_TASK INSTRUCTIONS_
Search the data for the string "github" and gather each line it is in.

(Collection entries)
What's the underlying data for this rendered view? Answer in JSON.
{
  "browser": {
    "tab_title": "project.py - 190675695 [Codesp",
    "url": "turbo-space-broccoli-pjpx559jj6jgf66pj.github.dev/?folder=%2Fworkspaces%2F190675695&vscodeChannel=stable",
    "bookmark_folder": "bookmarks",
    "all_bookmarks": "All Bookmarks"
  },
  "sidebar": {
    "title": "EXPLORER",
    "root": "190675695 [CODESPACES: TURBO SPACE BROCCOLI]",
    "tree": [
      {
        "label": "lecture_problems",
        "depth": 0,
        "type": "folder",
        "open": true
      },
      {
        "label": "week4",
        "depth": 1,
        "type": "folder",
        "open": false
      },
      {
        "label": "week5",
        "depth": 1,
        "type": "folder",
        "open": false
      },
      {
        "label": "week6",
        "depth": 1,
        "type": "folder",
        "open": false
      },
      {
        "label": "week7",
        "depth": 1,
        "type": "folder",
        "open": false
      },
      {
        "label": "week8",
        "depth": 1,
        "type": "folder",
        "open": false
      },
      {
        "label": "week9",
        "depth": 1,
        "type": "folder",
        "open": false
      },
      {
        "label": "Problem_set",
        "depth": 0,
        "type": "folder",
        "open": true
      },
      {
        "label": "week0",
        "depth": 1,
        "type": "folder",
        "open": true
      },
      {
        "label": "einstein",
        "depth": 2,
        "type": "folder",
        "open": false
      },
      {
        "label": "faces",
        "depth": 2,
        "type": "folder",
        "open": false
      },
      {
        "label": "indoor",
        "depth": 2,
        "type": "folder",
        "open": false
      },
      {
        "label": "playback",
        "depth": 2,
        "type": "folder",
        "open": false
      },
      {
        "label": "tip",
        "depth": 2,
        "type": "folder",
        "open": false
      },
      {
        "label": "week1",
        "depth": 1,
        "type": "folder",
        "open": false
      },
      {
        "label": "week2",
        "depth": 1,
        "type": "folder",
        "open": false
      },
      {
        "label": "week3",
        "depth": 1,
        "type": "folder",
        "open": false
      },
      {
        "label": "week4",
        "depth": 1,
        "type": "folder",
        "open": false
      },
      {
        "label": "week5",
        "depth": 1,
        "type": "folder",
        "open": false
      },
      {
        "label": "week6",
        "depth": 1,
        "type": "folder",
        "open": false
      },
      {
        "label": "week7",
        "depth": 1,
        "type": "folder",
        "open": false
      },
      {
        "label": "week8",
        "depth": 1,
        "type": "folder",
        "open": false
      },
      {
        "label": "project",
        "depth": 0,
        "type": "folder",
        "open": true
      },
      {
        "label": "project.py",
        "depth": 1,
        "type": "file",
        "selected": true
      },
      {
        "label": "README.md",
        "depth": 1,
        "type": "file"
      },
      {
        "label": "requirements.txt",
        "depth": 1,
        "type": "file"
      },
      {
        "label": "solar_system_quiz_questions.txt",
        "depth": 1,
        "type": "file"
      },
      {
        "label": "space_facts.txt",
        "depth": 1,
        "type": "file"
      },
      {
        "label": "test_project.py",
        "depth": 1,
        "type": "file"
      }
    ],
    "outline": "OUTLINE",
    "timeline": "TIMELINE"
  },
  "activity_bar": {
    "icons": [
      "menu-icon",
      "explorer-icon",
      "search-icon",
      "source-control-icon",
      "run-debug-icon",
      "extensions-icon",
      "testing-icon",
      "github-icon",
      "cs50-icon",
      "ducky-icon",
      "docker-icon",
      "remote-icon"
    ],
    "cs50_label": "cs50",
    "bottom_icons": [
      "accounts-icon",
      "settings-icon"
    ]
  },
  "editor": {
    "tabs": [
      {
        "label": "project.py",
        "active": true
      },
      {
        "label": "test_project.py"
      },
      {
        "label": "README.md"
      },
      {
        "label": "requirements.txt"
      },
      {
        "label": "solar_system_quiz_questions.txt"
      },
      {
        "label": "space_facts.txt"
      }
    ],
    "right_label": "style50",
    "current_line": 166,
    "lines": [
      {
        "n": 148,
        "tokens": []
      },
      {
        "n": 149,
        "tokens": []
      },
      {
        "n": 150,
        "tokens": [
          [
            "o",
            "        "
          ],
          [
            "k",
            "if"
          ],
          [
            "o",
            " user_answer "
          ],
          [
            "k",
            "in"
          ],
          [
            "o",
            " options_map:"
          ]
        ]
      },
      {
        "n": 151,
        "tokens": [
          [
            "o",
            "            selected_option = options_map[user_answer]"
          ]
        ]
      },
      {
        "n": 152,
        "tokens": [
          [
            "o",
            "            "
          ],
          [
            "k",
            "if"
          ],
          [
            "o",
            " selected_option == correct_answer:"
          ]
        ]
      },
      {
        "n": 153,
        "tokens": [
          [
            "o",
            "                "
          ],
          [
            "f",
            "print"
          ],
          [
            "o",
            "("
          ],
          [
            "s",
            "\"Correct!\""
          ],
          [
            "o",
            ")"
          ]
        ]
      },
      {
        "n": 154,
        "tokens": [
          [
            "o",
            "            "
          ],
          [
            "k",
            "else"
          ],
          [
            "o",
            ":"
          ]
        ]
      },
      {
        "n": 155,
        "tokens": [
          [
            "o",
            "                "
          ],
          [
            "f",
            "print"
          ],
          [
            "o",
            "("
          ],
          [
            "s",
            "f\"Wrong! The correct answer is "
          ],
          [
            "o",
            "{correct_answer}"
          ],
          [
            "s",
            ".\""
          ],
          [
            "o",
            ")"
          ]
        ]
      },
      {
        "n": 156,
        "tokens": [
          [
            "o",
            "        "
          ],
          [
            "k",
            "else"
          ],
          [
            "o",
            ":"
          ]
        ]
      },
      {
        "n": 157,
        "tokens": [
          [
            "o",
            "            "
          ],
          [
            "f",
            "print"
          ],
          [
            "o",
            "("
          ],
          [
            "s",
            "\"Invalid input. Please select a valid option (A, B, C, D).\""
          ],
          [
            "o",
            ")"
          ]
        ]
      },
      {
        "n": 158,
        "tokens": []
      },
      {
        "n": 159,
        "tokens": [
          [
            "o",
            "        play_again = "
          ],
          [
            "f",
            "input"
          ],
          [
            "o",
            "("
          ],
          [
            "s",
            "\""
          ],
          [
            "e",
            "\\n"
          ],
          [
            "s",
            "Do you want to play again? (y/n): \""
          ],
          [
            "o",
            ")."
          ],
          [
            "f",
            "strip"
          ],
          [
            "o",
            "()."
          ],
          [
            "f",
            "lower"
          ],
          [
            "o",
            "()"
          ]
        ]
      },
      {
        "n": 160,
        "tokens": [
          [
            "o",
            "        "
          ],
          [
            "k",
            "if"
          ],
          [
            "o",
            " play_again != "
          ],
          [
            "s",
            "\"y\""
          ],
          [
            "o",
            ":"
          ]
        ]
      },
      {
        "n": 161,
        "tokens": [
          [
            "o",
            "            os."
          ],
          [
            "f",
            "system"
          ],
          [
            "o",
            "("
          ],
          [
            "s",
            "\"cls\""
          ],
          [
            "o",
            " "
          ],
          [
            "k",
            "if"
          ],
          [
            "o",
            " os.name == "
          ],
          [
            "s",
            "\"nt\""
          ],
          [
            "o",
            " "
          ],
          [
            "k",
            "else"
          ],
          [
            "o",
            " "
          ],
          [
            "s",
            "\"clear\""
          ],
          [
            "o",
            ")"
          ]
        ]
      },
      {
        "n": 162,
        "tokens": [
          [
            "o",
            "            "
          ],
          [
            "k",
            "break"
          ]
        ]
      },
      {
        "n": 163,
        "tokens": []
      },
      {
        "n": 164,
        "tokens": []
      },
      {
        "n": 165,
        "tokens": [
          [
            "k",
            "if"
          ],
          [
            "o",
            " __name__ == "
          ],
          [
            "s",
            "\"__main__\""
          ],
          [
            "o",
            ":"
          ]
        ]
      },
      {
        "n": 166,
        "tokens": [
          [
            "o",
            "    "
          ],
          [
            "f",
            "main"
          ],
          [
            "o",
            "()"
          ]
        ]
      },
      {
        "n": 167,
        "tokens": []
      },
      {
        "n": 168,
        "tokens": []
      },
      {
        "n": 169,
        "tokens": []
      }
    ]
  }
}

_PROBLEM SOLUTION_
    "url": "turbo-space-broccoli-pjpx559jj6jgf66pj.github.dev/?folder=%2Fworkspaces%2F190675695&vscodeChannel=stable",
      "github-icon",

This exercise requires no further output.